Output the entries below unchanged, except for the pictures.

Saved entries
══════════

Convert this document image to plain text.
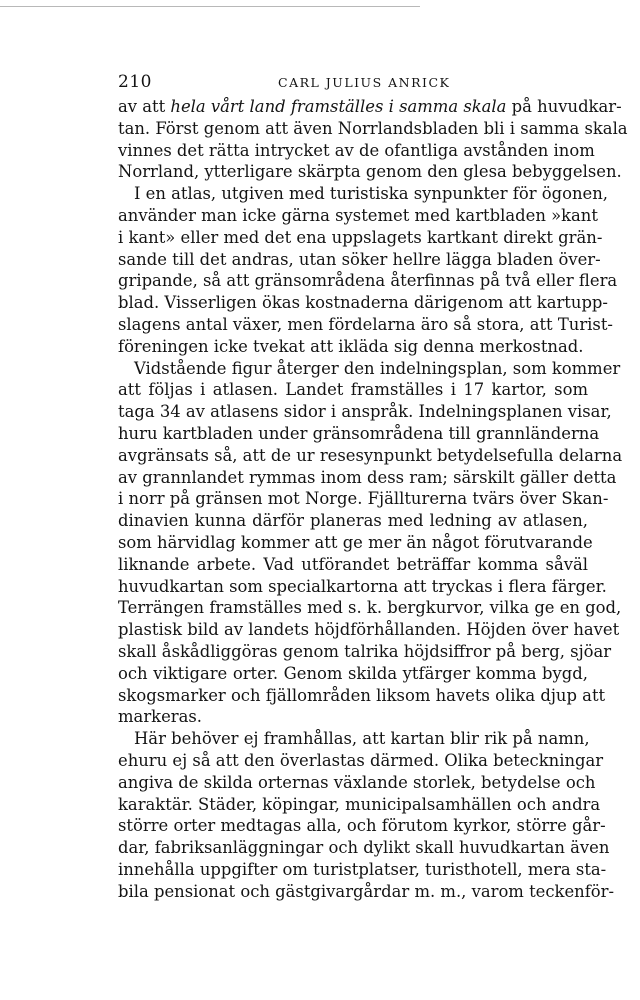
210	CARL JULIUS ANRICK
av att hela vårt land framställes i samma skala på huvudkar-
tan. Först genom att även Norrlandsbladen bli i samma skala
vinnes det rätta intrycket av de ofantliga avstånden inom
Norrland, ytterligare skärpta genom den glesa bebyggelsen.
I en atlas, utgiven med turistiska synpunkter för ögonen,
använder man icke gärna systemet med kartbladen »kant
i kant» eller med det ena uppslagets kartkant direkt grän-
sande till det andras, utan söker hellre lägga bladen över-
gripande, så att gränsområdena återfinnas på två eller flera
blad. Visserligen ökas kostnaderna därigenom att kartupp-
slagens antal växer, men fördelarna äro så stora, att Turist-
föreningen icke tvekat att ikläda sig denna merkostnad.
Vidstående figur återger den indelningsplan, som kommer
att följas i atlasen. Landet framställes i 17 kartor, som
taga 34 av atlasens sidor i anspråk. Indelningsplanen visar,
huru kartbladen under gränsområdena till grannländerna
avgränsats så, att de ur resesynpunkt betydelsefulla delarna
av grannlandet rymmas inom dess ram; särskilt gäller detta
i norr på gränsen mot Norge. Fjällturerna tvärs över Skan-
dinavien kunna därför planeras med ledning av atlasen,
som härvidlag kommer att ge mer än något förutvarande
liknande arbete. Vad utförandet beträffar komma såväl
huvudkartan som specialkartorna att tryckas i flera färger.
Terrängen framställes med s. k. bergkurvor, vilka ge en god,
plastisk bild av landets höjdförhållanden. Höjden över havet
skall åskådliggöras genom talrika höjdsiffror på berg, sjöar
och viktigare orter. Genom skilda ytfärger komma bygd,
skogsmarker och fjällområden liksom havets olika djup att
markeras.
Här behöver ej framhållas, att kartan blir rik på namn,
ehuru ej så att den överlastas därmed. Olika beteckningar
angiva de skilda orternas växlande storlek, betydelse och
karaktär. Städer, köpingar, municipalsamhällen och andra
större orter medtagas alla, och förutom kyrkor, större går-
dar, fabriksanläggningar och dylikt skall huvudkartan även
innehålla uppgifter om turistplatser, turisthotell, mera sta-
bila pensionat och gästgivargårdar m. m., varom teckenför-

══════════

▶ **ANSWER FOR THE TASK**
Convert this document image to plain text.
210	CARL JULIUS ANRICK
av att hela vårt land framställes i samma skala på huvudkar-
tan. Först genom att även Norrlandsbladen bli i samma skala
vinnes det rätta intrycket av de ofantliga avstånden inom
Norrland, ytterligare skärpta genom den glesa bebyggelsen.
I en atlas, utgiven med turistiska synpunkter för ögonen,
använder man icke gärna systemet med kartbladen »kant
i kant» eller med det ena uppslagets kartkant direkt grän-
sande till det andras, utan söker hellre lägga bladen över-
gripande, så att gränsområdena återfinnas på två eller flera
blad. Visserligen ökas kostnaderna därigenom att kartupp-
slagens antal växer, men fördelarna äro så stora, att Turist-
föreningen icke tvekat att ikläda sig denna merkostnad.
Vidstående figur återger den indelningsplan, som kommer
att följas i atlasen. Landet framställes i 17 kartor, som
taga 34 av atlasens sidor i anspråk. Indelningsplanen visar,
huru kartbladen under gränsområdena till grannländerna
avgränsats så, att de ur resesynpunkt betydelsefulla delarna
av grannlandet rymmas inom dess ram; särskilt gäller detta
i norr på gränsen mot Norge. Fjällturerna tvärs över Skan-
dinavien kunna därför planeras med ledning av atlasen,
som härvidlag kommer att ge mer än något förutvarande
liknande arbete. Vad utförandet beträffar komma såväl
huvudkartan som specialkartorna att tryckas i flera färger.
Terrängen framställes med s. k. bergkurvor, vilka ge en god,
plastisk bild av landets höjdförhållanden. Höjden över havet
skall åskådliggöras genom talrika höjdsiffror på berg, sjöar
och viktigare orter. Genom skilda ytfärger komma bygd,
skogsmarker och fjällområden liksom havets olika djup att
markeras.
Här behöver ej framhållas, att kartan blir rik på namn,
ehuru ej så att den överlastas därmed. Olika beteckningar
angiva de skilda orternas växlande storlek, betydelse och
karaktär. Städer, köpingar, municipalsamhällen och andra
större orter medtagas alla, och förutom kyrkor, större går-
dar, fabriksanläggningar och dylikt skall huvudkartan även
innehålla uppgifter om turistplatser, turisthotell, mera sta-
bila pensionat och gästgivargårdar m. m., varom teckenför-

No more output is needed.